Dataset entries ->
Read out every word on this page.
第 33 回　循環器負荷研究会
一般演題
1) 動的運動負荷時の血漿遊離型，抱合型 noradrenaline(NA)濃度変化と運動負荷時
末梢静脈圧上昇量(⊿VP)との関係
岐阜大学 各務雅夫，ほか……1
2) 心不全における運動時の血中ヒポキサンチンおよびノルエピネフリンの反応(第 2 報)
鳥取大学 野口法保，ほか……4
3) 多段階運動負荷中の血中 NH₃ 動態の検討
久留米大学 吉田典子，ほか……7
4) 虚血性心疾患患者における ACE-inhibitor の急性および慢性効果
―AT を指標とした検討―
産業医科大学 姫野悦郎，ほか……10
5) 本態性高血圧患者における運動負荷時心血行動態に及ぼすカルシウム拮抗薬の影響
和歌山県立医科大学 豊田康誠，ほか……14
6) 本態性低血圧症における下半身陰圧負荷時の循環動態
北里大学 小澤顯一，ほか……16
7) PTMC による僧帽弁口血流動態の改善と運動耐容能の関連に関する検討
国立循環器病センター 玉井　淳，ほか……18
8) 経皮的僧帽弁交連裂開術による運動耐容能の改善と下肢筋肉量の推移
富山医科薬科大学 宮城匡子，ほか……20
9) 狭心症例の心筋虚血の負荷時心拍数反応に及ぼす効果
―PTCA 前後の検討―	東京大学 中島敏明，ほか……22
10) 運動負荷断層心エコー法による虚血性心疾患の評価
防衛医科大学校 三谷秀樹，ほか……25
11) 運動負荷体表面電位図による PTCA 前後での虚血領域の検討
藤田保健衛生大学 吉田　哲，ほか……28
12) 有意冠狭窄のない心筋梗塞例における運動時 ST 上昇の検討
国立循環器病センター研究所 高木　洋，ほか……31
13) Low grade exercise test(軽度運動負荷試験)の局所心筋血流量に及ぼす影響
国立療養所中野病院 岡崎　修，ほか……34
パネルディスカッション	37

Directive ->
Your task is to retype all of the records exactly.

Output of the task ->
Read out every word on this page.
第 33 回　循環器負荷研究会
一般演題
1) 動的運動負荷時の血漿遊離型，抱合型 noradrenaline(NA)濃度変化と運動負荷時
末梢静脈圧上昇量(⊿VP)との関係
岐阜大学 各務雅夫，ほか……1
2) 心不全における運動時の血中ヒポキサンチンおよびノルエピネフリンの反応(第 2 報)
鳥取大学 野口法保，ほか……4
3) 多段階運動負荷中の血中 NH₃ 動態の検討
久留米大学 吉田典子，ほか……7
4) 虚血性心疾患患者における ACE-inhibitor の急性および慢性効果
―AT を指標とした検討―
産業医科大学 姫野悦郎，ほか……10
5) 本態性高血圧患者における運動負荷時心血行動態に及ぼすカルシウム拮抗薬の影響
和歌山県立医科大学 豊田康誠，ほか……14
6) 本態性低血圧症における下半身陰圧負荷時の循環動態
北里大学 小澤顯一，ほか……16
7) PTMC による僧帽弁口血流動態の改善と運動耐容能の関連に関する検討
国立循環器病センター 玉井　淳，ほか……18
8) 経皮的僧帽弁交連裂開術による運動耐容能の改善と下肢筋肉量の推移
富山医科薬科大学 宮城匡子，ほか……20
9) 狭心症例の心筋虚血の負荷時心拍数反応に及ぼす効果
―PTCA 前後の検討―	東京大学 中島敏明，ほか……22
10) 運動負荷断層心エコー法による虚血性心疾患の評価
防衛医科大学校 三谷秀樹，ほか……25
11) 運動負荷体表面電位図による PTCA 前後での虚血領域の検討
藤田保健衛生大学 吉田　哲，ほか……28
12) 有意冠狭窄のない心筋梗塞例における運動時 ST 上昇の検討
国立循環器病センター研究所 高木　洋，ほか……31
13) Low grade exercise test(軽度運動負荷試験)の局所心筋血流量に及ぼす影響
国立療養所中野病院 岡崎　修，ほか……34
パネルディスカッション	37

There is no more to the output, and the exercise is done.